→ THE REQUEST
Please retype every line of the entries below word for word, leaving out the pictures.

→ DATA FOR PROCESSING
--- START ---

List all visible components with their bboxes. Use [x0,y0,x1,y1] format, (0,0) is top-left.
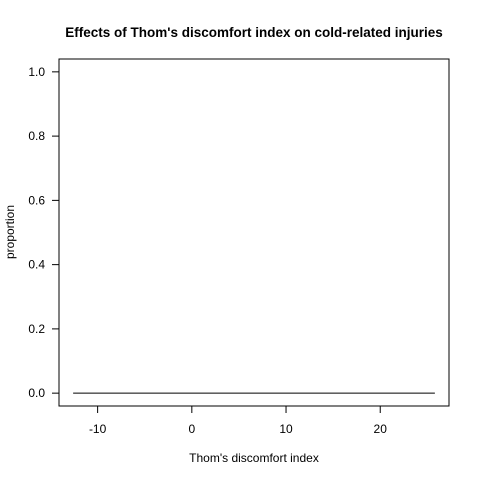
y-axis: 0.0 0.2 0.4 0.6 0.8 1.0 [28,65,60,400]
y-tick-label: 0.2 [28,322,45,336]
y-tick-label: 0.6 [28,193,45,207]
x-tick-label: 10 [279,422,293,436]
y-tick-label: 0.8 [28,129,45,143]
y-tick-label: 1.0 [28,65,45,79]
x-axis-label: Thom's discomfort index [189,451,319,465]
y-tick-label: 0.4 [28,258,45,272]
y-axis-label: proportion [3,205,17,259]
x-tick-label: 0 [188,422,195,436]
y-tick-label: 0.0 [28,386,45,400]
x-tick-label: 20 [374,422,388,436]
x-axis: -10 0 10 20 [89,405,388,436]
x-tick-label: -10 [89,422,107,436]
plot-frame [58,58,450,407]
chart-title: Effects of Thom's discomfort index on co… [65,25,443,40]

--- END ---

→ WORKED SOLUTION
List all visible components with their bboxes. Use [x0,y0,x1,y1] format, (0,0) is top-left.
y-axis: 0.0 0.2 0.4 0.6 0.8 1.0 [28,65,60,400]
y-tick-label: 0.2 [28,322,45,336]
y-tick-label: 0.6 [28,193,45,207]
x-tick-label: 10 [279,422,293,436]
y-tick-label: 0.8 [28,129,45,143]
y-tick-label: 1.0 [28,65,45,79]
x-axis-label: Thom's discomfort index [189,451,319,465]
y-tick-label: 0.4 [28,258,45,272]
y-axis-label: proportion [3,205,17,259]
x-tick-label: 0 [188,422,195,436]
y-tick-label: 0.0 [28,386,45,400]
x-tick-label: 20 [374,422,388,436]
x-axis: -10 0 10 20 [89,405,388,436]
x-tick-label: -10 [89,422,107,436]
plot-frame [58,58,450,407]
chart-title: Effects of Thom's discomfort index on co… [65,25,443,40]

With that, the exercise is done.